» **Stated exercise**
Whenever a line below holds the word "Date", copy that line.

### Task input

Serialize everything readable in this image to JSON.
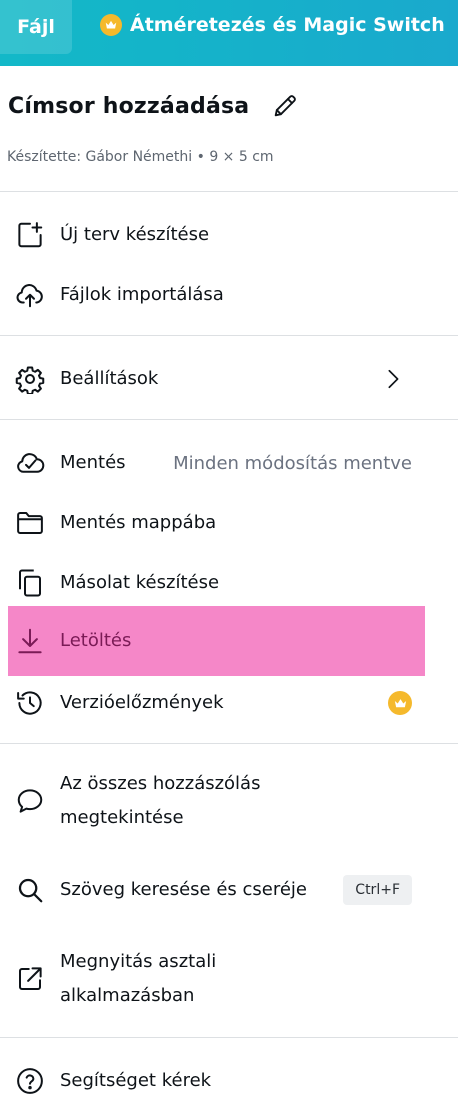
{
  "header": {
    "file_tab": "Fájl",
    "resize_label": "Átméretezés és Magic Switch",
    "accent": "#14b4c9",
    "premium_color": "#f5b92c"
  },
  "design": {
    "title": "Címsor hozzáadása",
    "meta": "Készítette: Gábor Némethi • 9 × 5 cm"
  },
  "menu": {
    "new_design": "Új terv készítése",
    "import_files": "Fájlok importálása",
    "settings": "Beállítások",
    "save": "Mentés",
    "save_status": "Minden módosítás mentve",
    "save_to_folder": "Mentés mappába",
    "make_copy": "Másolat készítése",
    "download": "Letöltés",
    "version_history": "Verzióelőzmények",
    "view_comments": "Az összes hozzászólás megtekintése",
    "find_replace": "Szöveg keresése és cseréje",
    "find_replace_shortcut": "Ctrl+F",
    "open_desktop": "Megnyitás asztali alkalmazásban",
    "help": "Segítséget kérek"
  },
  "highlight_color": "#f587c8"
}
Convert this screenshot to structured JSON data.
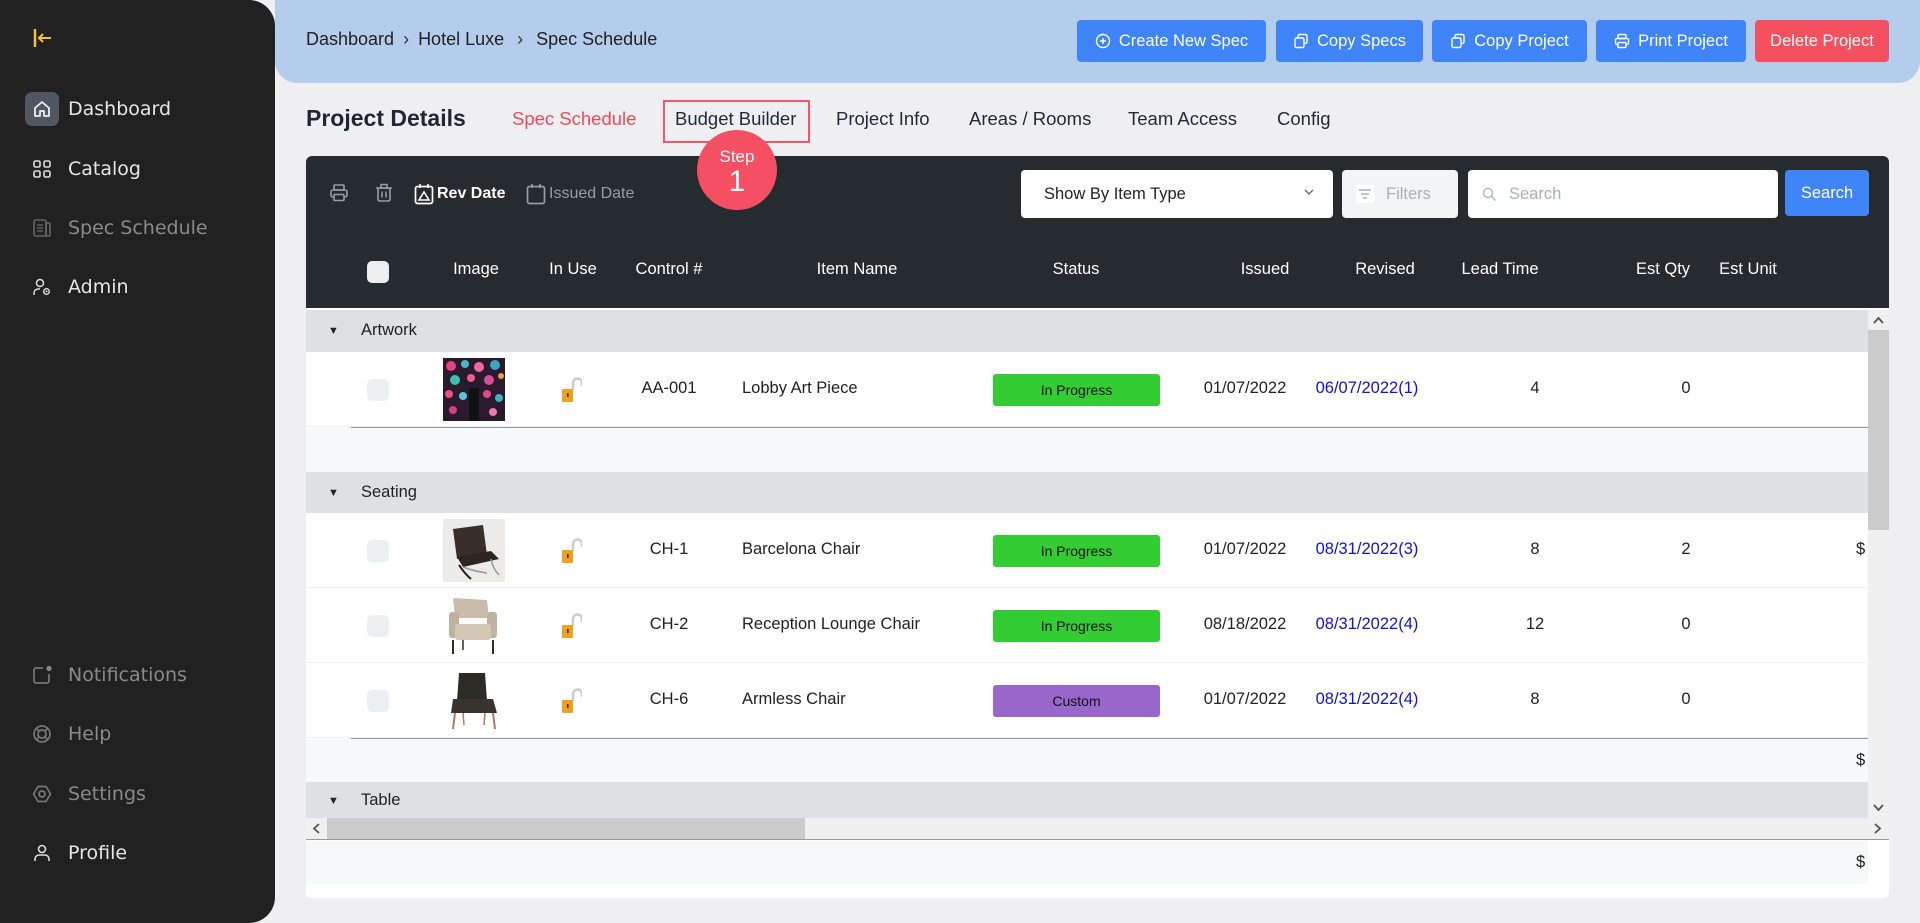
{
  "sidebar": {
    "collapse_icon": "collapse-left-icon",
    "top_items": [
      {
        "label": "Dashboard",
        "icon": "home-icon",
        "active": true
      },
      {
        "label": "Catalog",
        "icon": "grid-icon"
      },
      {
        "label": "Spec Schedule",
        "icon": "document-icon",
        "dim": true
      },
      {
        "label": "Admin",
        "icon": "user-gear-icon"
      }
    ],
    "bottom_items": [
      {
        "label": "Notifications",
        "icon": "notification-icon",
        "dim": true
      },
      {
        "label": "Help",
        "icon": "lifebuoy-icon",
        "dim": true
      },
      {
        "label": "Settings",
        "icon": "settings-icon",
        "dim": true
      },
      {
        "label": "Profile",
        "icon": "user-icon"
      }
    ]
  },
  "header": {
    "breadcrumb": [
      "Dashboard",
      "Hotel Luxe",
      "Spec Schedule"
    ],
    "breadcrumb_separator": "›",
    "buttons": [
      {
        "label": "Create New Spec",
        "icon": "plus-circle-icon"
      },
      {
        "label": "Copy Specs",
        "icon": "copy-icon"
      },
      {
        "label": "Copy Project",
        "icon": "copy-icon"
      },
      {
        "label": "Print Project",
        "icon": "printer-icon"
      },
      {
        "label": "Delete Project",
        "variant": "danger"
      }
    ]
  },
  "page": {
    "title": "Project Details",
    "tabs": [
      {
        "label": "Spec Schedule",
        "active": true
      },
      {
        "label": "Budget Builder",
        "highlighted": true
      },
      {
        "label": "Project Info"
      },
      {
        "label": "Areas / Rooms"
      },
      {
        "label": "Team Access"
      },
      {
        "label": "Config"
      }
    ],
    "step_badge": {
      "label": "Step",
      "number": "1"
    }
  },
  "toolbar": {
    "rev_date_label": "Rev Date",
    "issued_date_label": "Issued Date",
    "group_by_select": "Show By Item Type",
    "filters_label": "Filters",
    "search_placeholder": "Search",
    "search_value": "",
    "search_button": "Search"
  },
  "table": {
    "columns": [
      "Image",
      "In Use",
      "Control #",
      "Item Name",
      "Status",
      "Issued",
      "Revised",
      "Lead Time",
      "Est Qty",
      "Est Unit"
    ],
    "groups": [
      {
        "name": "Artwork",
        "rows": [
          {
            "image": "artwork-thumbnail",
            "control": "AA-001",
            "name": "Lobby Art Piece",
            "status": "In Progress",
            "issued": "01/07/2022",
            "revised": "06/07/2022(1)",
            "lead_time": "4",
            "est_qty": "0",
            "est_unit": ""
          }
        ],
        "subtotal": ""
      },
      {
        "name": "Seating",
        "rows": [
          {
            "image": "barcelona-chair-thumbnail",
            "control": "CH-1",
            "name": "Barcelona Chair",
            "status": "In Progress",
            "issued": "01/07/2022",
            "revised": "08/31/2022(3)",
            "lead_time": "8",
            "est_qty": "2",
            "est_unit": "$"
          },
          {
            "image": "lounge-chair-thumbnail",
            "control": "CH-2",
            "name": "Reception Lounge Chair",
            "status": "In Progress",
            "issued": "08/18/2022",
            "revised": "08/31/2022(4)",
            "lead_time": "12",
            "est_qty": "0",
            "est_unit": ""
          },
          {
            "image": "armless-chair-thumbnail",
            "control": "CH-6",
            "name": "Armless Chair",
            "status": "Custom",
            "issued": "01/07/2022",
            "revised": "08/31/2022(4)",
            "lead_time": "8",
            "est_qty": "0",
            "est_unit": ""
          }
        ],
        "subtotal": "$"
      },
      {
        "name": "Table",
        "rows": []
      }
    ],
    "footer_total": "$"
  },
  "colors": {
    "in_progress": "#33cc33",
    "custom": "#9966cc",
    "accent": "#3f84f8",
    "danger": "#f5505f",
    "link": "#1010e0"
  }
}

######

» **Exercise result**
    "rev_date_label": "Rev Date",
    "issued_date_label": "Issued Date",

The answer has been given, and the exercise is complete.